[Records from a collection]
/---
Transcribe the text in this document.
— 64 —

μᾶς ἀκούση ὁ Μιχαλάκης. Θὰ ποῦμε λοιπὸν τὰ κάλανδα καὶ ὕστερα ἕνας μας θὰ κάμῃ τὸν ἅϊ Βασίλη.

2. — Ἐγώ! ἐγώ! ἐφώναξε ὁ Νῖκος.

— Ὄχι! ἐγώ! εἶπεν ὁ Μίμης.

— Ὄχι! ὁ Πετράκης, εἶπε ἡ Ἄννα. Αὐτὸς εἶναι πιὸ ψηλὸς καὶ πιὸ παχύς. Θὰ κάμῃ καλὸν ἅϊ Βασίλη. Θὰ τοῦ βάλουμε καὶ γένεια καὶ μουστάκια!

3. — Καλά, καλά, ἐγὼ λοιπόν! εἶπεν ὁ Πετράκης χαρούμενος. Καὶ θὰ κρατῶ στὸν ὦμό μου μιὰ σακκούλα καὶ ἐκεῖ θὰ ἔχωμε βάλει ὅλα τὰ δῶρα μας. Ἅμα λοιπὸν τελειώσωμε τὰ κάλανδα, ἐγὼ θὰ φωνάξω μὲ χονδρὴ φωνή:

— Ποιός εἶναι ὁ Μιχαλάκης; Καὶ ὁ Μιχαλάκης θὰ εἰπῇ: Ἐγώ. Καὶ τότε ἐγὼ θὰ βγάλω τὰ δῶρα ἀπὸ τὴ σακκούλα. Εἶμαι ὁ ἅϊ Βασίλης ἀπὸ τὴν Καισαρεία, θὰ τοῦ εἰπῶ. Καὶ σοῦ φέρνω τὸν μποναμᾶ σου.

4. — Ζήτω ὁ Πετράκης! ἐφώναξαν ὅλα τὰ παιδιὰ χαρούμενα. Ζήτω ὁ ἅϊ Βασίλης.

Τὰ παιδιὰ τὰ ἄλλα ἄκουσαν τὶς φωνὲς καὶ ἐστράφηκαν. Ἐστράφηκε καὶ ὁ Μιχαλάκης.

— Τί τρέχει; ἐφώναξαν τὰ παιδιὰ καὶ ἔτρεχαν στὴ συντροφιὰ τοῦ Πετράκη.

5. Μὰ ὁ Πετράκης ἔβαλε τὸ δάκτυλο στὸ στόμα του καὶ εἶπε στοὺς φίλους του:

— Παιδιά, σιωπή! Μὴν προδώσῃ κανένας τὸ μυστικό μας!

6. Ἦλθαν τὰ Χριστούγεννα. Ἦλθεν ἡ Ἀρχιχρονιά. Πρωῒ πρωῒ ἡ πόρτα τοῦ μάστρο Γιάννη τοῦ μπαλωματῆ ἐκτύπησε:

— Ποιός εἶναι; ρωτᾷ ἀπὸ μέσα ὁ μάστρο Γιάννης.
\---
Reproduce all of the material above word for word.

[FINAL RESULT]
Transcribe the text in this document.
— 64 —

μᾶς ἀκούση ὁ Μιχαλάκης. Θὰ ποῦμε λοιπὸν τὰ κάλανδα καὶ ὕστερα ἕνας μας θὰ κάμῃ τὸν ἅϊ Βασίλη.

2. — Ἐγώ! ἐγώ! ἐφώναξε ὁ Νῖκος.

— Ὄχι! ἐγώ! εἶπεν ὁ Μίμης.

— Ὄχι! ὁ Πετράκης, εἶπε ἡ Ἄννα. Αὐτὸς εἶναι πιὸ ψηλὸς καὶ πιὸ παχύς. Θὰ κάμῃ καλὸν ἅϊ Βασίλη. Θὰ τοῦ βάλουμε καὶ γένεια καὶ μουστάκια!

3. — Καλά, καλά, ἐγὼ λοιπόν! εἶπεν ὁ Πετράκης χαρούμενος. Καὶ θὰ κρατῶ στὸν ὦμό μου μιὰ σακκούλα καὶ ἐκεῖ θὰ ἔχωμε βάλει ὅλα τὰ δῶρα μας. Ἅμα λοιπὸν τελειώσωμε τὰ κάλανδα, ἐγὼ θὰ φωνάξω μὲ χονδρὴ φωνή:

— Ποιός εἶναι ὁ Μιχαλάκης; Καὶ ὁ Μιχαλάκης θὰ εἰπῇ: Ἐγώ. Καὶ τότε ἐγὼ θὰ βγάλω τὰ δῶρα ἀπὸ τὴ σακκούλα. Εἶμαι ὁ ἅϊ Βασίλης ἀπὸ τὴν Καισαρεία, θὰ τοῦ εἰπῶ. Καὶ σοῦ φέρνω τὸν μποναμᾶ σου.

4. — Ζήτω ὁ Πετράκης! ἐφώναξαν ὅλα τὰ παιδιὰ χαρούμενα. Ζήτω ὁ ἅϊ Βασίλης.

Τὰ παιδιὰ τὰ ἄλλα ἄκουσαν τὶς φωνὲς καὶ ἐστράφηκαν. Ἐστράφηκε καὶ ὁ Μιχαλάκης.

— Τί τρέχει; ἐφώναξαν τὰ παιδιὰ καὶ ἔτρεχαν στὴ συντροφιὰ τοῦ Πετράκη.

5. Μὰ ὁ Πετράκης ἔβαλε τὸ δάκτυλο στὸ στόμα του καὶ εἶπε στοὺς φίλους του:

— Παιδιά, σιωπή! Μὴν προδώσῃ κανένας τὸ μυστικό μας!

6. Ἦλθαν τὰ Χριστούγεννα. Ἦλθεν ἡ Ἀρχιχρονιά. Πρωῒ πρωῒ ἡ πόρτα τοῦ μάστρο Γιάννη τοῦ μπαλωματῆ ἐκτύπησε:

— Ποιός εἶναι; ρωτᾷ ἀπὸ μέσα ὁ μάστρο Γιάννης.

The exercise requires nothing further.